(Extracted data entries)
※ ※ ※

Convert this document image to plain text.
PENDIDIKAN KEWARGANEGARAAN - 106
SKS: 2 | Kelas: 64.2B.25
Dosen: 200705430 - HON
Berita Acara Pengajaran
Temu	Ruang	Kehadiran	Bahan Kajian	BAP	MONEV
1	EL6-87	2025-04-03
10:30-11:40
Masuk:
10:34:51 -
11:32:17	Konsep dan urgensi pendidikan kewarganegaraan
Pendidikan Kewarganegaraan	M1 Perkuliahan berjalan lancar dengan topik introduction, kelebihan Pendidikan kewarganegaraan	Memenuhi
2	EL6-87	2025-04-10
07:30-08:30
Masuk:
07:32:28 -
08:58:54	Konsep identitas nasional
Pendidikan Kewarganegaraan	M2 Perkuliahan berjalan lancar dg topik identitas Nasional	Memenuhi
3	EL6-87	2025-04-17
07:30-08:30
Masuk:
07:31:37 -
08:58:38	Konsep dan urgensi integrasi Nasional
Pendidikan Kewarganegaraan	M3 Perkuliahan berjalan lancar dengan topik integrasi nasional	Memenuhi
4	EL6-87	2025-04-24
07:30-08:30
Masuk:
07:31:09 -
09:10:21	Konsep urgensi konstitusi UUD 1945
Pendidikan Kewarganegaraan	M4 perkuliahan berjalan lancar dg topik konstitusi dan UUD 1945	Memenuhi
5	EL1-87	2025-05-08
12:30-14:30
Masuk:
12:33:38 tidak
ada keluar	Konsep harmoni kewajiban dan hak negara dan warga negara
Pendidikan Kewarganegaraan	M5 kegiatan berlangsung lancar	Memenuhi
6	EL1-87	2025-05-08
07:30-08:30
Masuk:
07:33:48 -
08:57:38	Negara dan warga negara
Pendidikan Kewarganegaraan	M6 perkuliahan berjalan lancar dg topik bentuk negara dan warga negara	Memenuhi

※ ※ ※

*Problem*. Copy out each record, keeping every word as it is.

*Task solution*.
Convert this document image to plain text.
PENDIDIKAN KEWARGANEGARAAN - 106
SKS: 2 | Kelas: 64.2B.25
Dosen: 200705430 - HON
Berita Acara Pengajaran
Temu	Ruang	Kehadiran	Bahan Kajian	BAP	MONEV
1	EL6-87	2025-04-03
10:30-11:40
Masuk:
10:34:51 -
11:32:17	Konsep dan urgensi pendidikan kewarganegaraan
Pendidikan Kewarganegaraan	M1 Perkuliahan berjalan lancar dengan topik introduction, kelebihan Pendidikan kewarganegaraan	Memenuhi
2	EL6-87	2025-04-10
07:30-08:30
Masuk:
07:32:28 -
08:58:54	Konsep identitas nasional
Pendidikan Kewarganegaraan	M2 Perkuliahan berjalan lancar dg topik identitas Nasional	Memenuhi
3	EL6-87	2025-04-17
07:30-08:30
Masuk:
07:31:37 -
08:58:38	Konsep dan urgensi integrasi Nasional
Pendidikan Kewarganegaraan	M3 Perkuliahan berjalan lancar dengan topik integrasi nasional	Memenuhi
4	EL6-87	2025-04-24
07:30-08:30
Masuk:
07:31:09 -
09:10:21	Konsep urgensi konstitusi UUD 1945
Pendidikan Kewarganegaraan	M4 perkuliahan berjalan lancar dg topik konstitusi dan UUD 1945	Memenuhi
5	EL1-87	2025-05-08
12:30-14:30
Masuk:
12:33:38 tidak
ada keluar	Konsep harmoni kewajiban dan hak negara dan warga negara
Pendidikan Kewarganegaraan	M5 kegiatan berlangsung lancar	Memenuhi
6	EL1-87	2025-05-08
07:30-08:30
Masuk:
07:33:48 -
08:57:38	Negara dan warga negara
Pendidikan Kewarganegaraan	M6 perkuliahan berjalan lancar dg topik bentuk negara dan warga negara	Memenuhi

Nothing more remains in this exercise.